_Stated goal_
Images are excluded; otherwise, output every record exactly.

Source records
+++
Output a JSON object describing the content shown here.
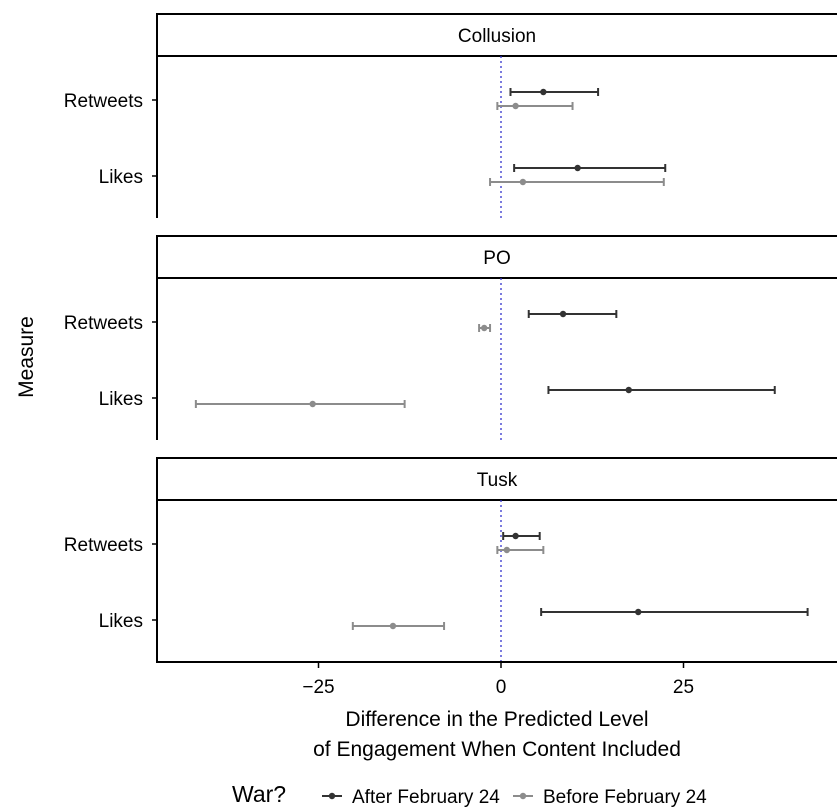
{
  "chart_data": {
    "type": "point-range",
    "xlabel_lines": [
      "Difference in the Predicted Level",
      "of Engagement When Content Included"
    ],
    "ylabel": "Measure",
    "xlim": [
      -47,
      47
    ],
    "x_ticks": [
      -25,
      0,
      25
    ],
    "x_tick_labels": [
      "−25",
      "0",
      "25"
    ],
    "reference_line": 0,
    "categories": [
      "Retweets",
      "Likes"
    ],
    "legend": {
      "title": "War?",
      "position": "bottom",
      "entries": [
        {
          "label": "After February 24",
          "color": "#333333"
        },
        {
          "label": "Before February 24",
          "color": "#8c8c8c"
        }
      ]
    },
    "panels": [
      {
        "title": "Collusion",
        "series": [
          {
            "name": "After February 24",
            "points": [
              {
                "category": "Retweets",
                "estimate": 5.8,
                "low": 1.3,
                "high": 13.3
              },
              {
                "category": "Likes",
                "estimate": 10.5,
                "low": 1.8,
                "high": 22.5
              }
            ]
          },
          {
            "name": "Before February 24",
            "points": [
              {
                "category": "Retweets",
                "estimate": 2.0,
                "low": -0.5,
                "high": 9.8
              },
              {
                "category": "Likes",
                "estimate": 3.0,
                "low": -1.5,
                "high": 22.3
              }
            ]
          }
        ]
      },
      {
        "title": "PO",
        "series": [
          {
            "name": "After February 24",
            "points": [
              {
                "category": "Retweets",
                "estimate": 8.5,
                "low": 3.8,
                "high": 15.8
              },
              {
                "category": "Likes",
                "estimate": 17.5,
                "low": 6.5,
                "high": 37.5
              }
            ]
          },
          {
            "name": "Before February 24",
            "points": [
              {
                "category": "Retweets",
                "estimate": -2.3,
                "low": -3.0,
                "high": -1.5
              },
              {
                "category": "Likes",
                "estimate": -25.8,
                "low": -41.8,
                "high": -13.2
              }
            ]
          }
        ]
      },
      {
        "title": "Tusk",
        "series": [
          {
            "name": "After February 24",
            "points": [
              {
                "category": "Retweets",
                "estimate": 2.0,
                "low": 0.3,
                "high": 5.3
              },
              {
                "category": "Likes",
                "estimate": 18.8,
                "low": 5.5,
                "high": 42.0
              }
            ]
          },
          {
            "name": "Before February 24",
            "points": [
              {
                "category": "Retweets",
                "estimate": 0.8,
                "low": -0.5,
                "high": 5.8
              },
              {
                "category": "Likes",
                "estimate": -14.8,
                "low": -20.3,
                "high": -7.8
              }
            ]
          }
        ]
      }
    ]
  }
}
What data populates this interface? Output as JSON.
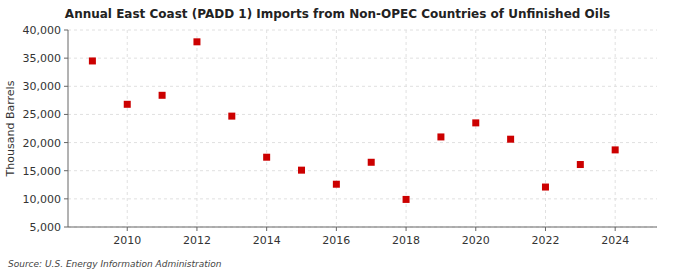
+++
_Exercise solution_
Output a JSON object describing the content shown here.
{
  "chart_data": {
    "type": "point-range",
    "xlabel_lines": [
      "Difference in the Predicted Level",
      "of Engagement When Content Included"
    ],
    "ylabel": "Measure",
    "xlim": [
      -47,
      47
    ],
    "x_ticks": [
      -25,
      0,
      25
    ],
    "x_tick_labels": [
      "−25",
      "0",
      "25"
    ],
    "reference_line": 0,
    "categories": [
      "Retweets",
      "Likes"
    ],
    "legend": {
      "title": "War?",
      "position": "bottom",
      "entries": [
        {
          "label": "After February 24",
          "color": "#333333"
        },
        {
          "label": "Before February 24",
          "color": "#8c8c8c"
        }
      ]
    },
    "panels": [
      {
        "title": "Collusion",
        "series": [
          {
            "name": "After February 24",
            "points": [
              {
                "category": "Retweets",
                "estimate": 5.8,
                "low": 1.3,
                "high": 13.3
              },
              {
                "category": "Likes",
                "estimate": 10.5,
                "low": 1.8,
                "high": 22.5
              }
            ]
          },
          {
            "name": "Before February 24",
            "points": [
              {
                "category": "Retweets",
                "estimate": 2.0,
                "low": -0.5,
                "high": 9.8
              },
              {
                "category": "Likes",
                "estimate": 3.0,
                "low": -1.5,
                "high": 22.3
              }
            ]
          }
        ]
      },
      {
        "title": "PO",
        "series": [
          {
            "name": "After February 24",
            "points": [
              {
                "category": "Retweets",
                "estimate": 8.5,
                "low": 3.8,
                "high": 15.8
              },
              {
                "category": "Likes",
                "estimate": 17.5,
                "low": 6.5,
                "high": 37.5
              }
            ]
          },
          {
            "name": "Before February 24",
            "points": [
              {
                "category": "Retweets",
                "estimate": -2.3,
                "low": -3.0,
                "high": -1.5
              },
              {
                "category": "Likes",
                "estimate": -25.8,
                "low": -41.8,
                "high": -13.2
              }
            ]
          }
        ]
      },
      {
        "title": "Tusk",
        "series": [
          {
            "name": "After February 24",
            "points": [
              {
                "category": "Retweets",
                "estimate": 2.0,
                "low": 0.3,
                "high": 5.3
              },
              {
                "category": "Likes",
                "estimate": 18.8,
                "low": 5.5,
                "high": 42.0
              }
            ]
          },
          {
            "name": "Before February 24",
            "points": [
              {
                "category": "Retweets",
                "estimate": 0.8,
                "low": -0.5,
                "high": 5.8
              },
              {
                "category": "Likes",
                "estimate": -14.8,
                "low": -20.3,
                "high": -7.8
              }
            ]
          }
        ]
      }
    ]
  }
}
What data populates this interface? Output as JSON.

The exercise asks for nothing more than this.